↓↓↓

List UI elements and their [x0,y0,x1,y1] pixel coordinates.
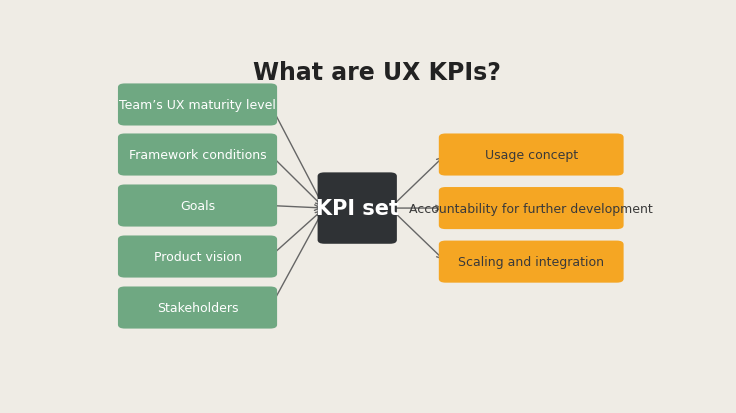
Text: Stakeholders: Stakeholders [157,301,238,314]
Text: KPI set: KPI set [316,199,399,218]
Text: Accountability for further development: Accountability for further development [409,202,653,215]
FancyBboxPatch shape [118,287,277,329]
FancyBboxPatch shape [118,185,277,227]
Text: Scaling and integration: Scaling and integration [459,256,604,268]
FancyBboxPatch shape [318,173,397,244]
FancyBboxPatch shape [118,84,277,126]
Text: Usage concept: Usage concept [484,149,578,161]
FancyBboxPatch shape [439,188,623,230]
Text: Product vision: Product vision [154,250,241,263]
FancyBboxPatch shape [118,236,277,278]
Text: What are UX KPIs?: What are UX KPIs? [253,61,501,85]
Text: Framework conditions: Framework conditions [129,149,266,161]
FancyBboxPatch shape [439,134,623,176]
FancyBboxPatch shape [118,134,277,176]
FancyBboxPatch shape [439,241,623,283]
Text: Goals: Goals [180,199,215,213]
Text: Team’s UX maturity level: Team’s UX maturity level [119,99,276,112]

↑↑↑

[What is asked]: Reproduce each line of the entries above without any change, leaving out the pictures.

[Written solution]:
List UI elements and their [x0,y0,x1,y1] pixel coordinates.
Text: Stakeholders: Stakeholders [157,301,238,314]
Text: KPI set: KPI set [316,199,399,218]
Text: Accountability for further development: Accountability for further development [409,202,653,215]
FancyBboxPatch shape [118,287,277,329]
FancyBboxPatch shape [118,185,277,227]
Text: Scaling and integration: Scaling and integration [459,256,604,268]
FancyBboxPatch shape [318,173,397,244]
FancyBboxPatch shape [118,84,277,126]
Text: Usage concept: Usage concept [484,149,578,161]
FancyBboxPatch shape [439,188,623,230]
Text: Product vision: Product vision [154,250,241,263]
FancyBboxPatch shape [118,236,277,278]
Text: What are UX KPIs?: What are UX KPIs? [253,61,501,85]
Text: Framework conditions: Framework conditions [129,149,266,161]
FancyBboxPatch shape [439,134,623,176]
FancyBboxPatch shape [118,134,277,176]
FancyBboxPatch shape [439,241,623,283]
Text: Goals: Goals [180,199,215,213]
Text: Team’s UX maturity level: Team’s UX maturity level [119,99,276,112]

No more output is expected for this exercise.